- [Twoje polecenie]: Napisz dalszy ciąg zamieszczonej poniżej relacji z rowerowej wycieczki Wiślaną Trasą Rowerową. Zacznij zaraz po jej ostatnim zdaniu.

- [Tekst źródłowy]:
· · · · ·

Wczoraj grupa moich znajomych wybrała się na wycieczkę Wiślaną Trasą Rowerową, odcinkiem od Oświęcimia do Krakowa. Zapraszali mnie wprawdzie, żebym z nimi pojechała, ale ponieważ nie planowali niezliczonych postojów na robienie zdjęć, musiałam odpuścić. Pomysł mi się jednak bardzo spodobał. Postanowiłam to zrobić po swojemu, etapami i z aparatem fotograficznym w sakwie. Żeby nie był to one way ticket, z koniecznością korzystania z innych form transportu, zaplanowałam pętelkę.
Pierwszy postój i fotka, tradycyjnie już niemal, przy zabytkowym, pochodzącym z 1539 roku, drewnianym kościele pw. Szymona i Judy Tadeusza Apostołów w Nidku. Tradycyjnie też był zamknięty. Może kiedyś wreszcie uda mi się sfotografować wnętrze. Pojeździmy, zobaczymy.

· · · · ·

- [Wiersze danych]:
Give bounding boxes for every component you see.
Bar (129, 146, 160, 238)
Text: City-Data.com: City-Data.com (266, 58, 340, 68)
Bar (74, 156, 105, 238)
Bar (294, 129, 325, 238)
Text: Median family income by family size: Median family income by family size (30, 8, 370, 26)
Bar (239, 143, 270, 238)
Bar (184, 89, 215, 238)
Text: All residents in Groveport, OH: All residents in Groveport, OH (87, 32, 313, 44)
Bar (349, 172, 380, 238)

· · · · ·

- [Oczekiwana odpowiedź]:
Trasa od Nidka do Tomic wiedzie pagórkami, na których trenować można podjazdy i cieszyć się zjazdami. Po drodze mija się urocze Stawy Frydrychowskie. Podziwiać można nie tylko widoki, ale też łabędzie rodziny i krzykliwe mewy.
Za Tomicami aż do Witanowic jedzie się fatalnie, bo jest to bardzo ruchliwa droga na Kraków, którą poruszają się nie tylko samochody osobowe, ale też tiry. Na szczęście to krótki odcinek. Droga wzdłuż Skawy jest już spokojna. W Woźnikach zatrzymuję się na chwilę, żeby uwiecznić na fotkach kościół pw. Wniebowzięcia Najświętszej Maryi Panny, kolejny obiekt na szlaku architektury drewnianej.
Za Woźnikami zaczyna się podjazd, a potem droga, częściowo szutrowa, częściowo typu "wspomnienie asfaltu", prowadzi grzbietem wzniesienia.. Nadmiernego ruchu na niej, jak widać, nie ma.
Jak był podjazd, to musi być i długi, fajny zjazd :) Tak docieram do Łączan. Najpierw most na kanale Łączany-Skawina, potem zapora na Wiśle, a dalej wjeżdżam na WTR, czyli Wiślańską Trasę Rowerową.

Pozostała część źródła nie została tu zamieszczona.